> **Stated task**
Extract all lines in the data that contain the word "content".

- - - -

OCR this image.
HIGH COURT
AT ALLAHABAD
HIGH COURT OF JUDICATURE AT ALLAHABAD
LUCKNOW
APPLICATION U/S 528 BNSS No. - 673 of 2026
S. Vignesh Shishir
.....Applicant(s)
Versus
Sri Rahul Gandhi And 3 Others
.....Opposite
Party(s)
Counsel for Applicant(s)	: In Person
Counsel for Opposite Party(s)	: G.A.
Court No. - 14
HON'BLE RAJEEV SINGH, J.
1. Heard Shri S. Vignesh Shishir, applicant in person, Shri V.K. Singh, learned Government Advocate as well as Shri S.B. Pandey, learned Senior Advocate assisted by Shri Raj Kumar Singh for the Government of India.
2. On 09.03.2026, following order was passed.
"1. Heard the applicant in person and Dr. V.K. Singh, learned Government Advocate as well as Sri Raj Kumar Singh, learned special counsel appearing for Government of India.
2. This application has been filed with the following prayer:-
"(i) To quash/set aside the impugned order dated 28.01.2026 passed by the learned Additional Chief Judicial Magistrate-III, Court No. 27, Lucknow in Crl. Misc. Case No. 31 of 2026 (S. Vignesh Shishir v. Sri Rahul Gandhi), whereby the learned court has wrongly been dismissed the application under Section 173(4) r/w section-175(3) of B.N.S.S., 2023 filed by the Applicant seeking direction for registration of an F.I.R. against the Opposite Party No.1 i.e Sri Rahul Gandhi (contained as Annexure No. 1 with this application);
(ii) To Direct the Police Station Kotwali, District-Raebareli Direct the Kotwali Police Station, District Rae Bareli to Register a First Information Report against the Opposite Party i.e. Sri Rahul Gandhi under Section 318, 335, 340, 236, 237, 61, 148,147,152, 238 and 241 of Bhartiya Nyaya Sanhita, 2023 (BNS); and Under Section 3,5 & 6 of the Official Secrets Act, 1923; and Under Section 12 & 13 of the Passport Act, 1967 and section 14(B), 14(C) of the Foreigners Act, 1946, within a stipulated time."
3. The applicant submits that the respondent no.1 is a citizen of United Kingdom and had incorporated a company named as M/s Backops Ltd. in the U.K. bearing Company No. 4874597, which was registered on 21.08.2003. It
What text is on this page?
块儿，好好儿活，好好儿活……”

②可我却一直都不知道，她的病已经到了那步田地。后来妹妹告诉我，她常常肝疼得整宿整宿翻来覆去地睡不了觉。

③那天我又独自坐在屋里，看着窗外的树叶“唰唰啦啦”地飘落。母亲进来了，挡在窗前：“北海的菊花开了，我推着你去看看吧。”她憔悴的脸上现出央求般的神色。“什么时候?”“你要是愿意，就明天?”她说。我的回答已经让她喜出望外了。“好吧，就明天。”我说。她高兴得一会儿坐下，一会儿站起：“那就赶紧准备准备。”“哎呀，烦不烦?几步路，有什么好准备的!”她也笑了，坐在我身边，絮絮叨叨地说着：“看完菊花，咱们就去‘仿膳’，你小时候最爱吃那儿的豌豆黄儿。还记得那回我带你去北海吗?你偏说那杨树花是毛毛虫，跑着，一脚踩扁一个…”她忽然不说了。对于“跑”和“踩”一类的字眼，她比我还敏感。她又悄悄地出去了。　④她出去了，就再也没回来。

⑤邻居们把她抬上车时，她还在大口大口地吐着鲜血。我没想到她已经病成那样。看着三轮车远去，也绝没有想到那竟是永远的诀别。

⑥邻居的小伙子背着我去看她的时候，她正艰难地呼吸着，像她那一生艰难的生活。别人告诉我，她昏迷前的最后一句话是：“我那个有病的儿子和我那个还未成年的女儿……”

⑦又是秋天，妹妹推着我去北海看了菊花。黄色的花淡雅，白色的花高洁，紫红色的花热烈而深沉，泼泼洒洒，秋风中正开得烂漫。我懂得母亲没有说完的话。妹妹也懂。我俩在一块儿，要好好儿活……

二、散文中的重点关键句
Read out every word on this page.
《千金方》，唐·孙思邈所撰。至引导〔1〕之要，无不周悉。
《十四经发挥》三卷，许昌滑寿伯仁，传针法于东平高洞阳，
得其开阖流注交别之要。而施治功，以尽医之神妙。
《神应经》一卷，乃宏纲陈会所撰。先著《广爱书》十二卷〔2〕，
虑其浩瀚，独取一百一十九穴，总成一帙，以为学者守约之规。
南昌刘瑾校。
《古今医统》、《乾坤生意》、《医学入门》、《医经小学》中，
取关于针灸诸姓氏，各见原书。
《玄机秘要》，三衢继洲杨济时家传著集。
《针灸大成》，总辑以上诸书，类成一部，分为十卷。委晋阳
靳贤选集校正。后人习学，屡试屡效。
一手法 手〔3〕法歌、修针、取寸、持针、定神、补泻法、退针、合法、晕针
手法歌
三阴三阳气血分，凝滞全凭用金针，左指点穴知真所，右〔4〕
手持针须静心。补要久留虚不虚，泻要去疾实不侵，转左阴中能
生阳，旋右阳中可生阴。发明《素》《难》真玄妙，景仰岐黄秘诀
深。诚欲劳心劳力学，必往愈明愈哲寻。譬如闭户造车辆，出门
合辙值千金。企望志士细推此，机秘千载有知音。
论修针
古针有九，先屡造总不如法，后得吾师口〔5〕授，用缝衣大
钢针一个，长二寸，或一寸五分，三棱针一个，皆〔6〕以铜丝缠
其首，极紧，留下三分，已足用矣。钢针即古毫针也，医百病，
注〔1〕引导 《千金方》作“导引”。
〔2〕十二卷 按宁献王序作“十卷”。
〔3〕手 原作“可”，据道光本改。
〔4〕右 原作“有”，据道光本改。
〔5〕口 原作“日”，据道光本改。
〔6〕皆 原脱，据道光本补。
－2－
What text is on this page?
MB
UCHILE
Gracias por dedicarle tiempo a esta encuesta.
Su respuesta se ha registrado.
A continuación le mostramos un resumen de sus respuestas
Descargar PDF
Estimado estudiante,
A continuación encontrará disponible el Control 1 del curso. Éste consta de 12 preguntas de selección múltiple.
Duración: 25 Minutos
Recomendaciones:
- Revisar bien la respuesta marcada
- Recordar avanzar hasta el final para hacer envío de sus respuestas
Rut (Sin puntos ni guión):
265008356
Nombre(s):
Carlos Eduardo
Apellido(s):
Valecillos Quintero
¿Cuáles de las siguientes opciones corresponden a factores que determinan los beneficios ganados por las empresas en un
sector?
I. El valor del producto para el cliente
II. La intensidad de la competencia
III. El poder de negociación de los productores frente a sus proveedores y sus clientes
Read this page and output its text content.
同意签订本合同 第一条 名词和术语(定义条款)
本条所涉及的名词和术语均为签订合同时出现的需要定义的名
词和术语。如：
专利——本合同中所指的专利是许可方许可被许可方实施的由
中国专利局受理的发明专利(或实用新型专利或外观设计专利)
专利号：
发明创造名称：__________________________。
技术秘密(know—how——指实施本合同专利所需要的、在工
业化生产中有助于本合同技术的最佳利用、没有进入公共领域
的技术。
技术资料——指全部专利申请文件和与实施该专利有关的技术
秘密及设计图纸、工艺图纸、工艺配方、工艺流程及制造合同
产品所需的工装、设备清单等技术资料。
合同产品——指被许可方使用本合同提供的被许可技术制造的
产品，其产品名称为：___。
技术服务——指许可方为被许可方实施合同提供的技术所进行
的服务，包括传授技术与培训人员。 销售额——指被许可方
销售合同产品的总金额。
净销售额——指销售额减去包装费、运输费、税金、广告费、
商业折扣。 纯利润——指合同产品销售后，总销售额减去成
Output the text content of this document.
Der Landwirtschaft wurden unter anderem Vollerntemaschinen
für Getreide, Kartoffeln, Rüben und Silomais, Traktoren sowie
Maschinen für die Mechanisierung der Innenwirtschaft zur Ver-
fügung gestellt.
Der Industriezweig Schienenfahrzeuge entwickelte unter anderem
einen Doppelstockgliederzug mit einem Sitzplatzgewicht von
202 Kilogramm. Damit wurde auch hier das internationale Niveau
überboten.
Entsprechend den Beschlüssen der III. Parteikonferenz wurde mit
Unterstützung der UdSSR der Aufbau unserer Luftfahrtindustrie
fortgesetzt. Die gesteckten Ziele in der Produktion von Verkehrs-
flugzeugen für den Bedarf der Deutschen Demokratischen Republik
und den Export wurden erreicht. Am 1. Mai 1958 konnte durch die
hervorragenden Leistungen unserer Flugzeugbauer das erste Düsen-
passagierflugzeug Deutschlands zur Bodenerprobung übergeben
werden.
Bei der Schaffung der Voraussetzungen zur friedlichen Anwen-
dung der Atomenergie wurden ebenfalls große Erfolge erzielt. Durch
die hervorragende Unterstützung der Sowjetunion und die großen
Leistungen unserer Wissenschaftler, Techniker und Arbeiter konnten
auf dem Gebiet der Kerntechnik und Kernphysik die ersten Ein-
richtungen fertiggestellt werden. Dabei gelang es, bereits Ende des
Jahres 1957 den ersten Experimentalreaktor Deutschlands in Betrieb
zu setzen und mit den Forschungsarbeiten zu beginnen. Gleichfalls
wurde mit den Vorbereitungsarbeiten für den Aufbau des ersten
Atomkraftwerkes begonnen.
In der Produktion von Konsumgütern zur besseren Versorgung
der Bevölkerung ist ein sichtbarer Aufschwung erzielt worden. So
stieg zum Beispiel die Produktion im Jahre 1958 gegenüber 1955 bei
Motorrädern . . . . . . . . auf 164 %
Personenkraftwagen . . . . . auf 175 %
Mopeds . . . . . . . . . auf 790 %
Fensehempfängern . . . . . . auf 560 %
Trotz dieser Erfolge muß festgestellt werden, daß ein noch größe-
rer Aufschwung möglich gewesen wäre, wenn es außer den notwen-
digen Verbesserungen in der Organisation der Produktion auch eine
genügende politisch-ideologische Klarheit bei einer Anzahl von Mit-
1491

- - - -

> **Reply**
Read this page and output its text content.
Output the text content of this document.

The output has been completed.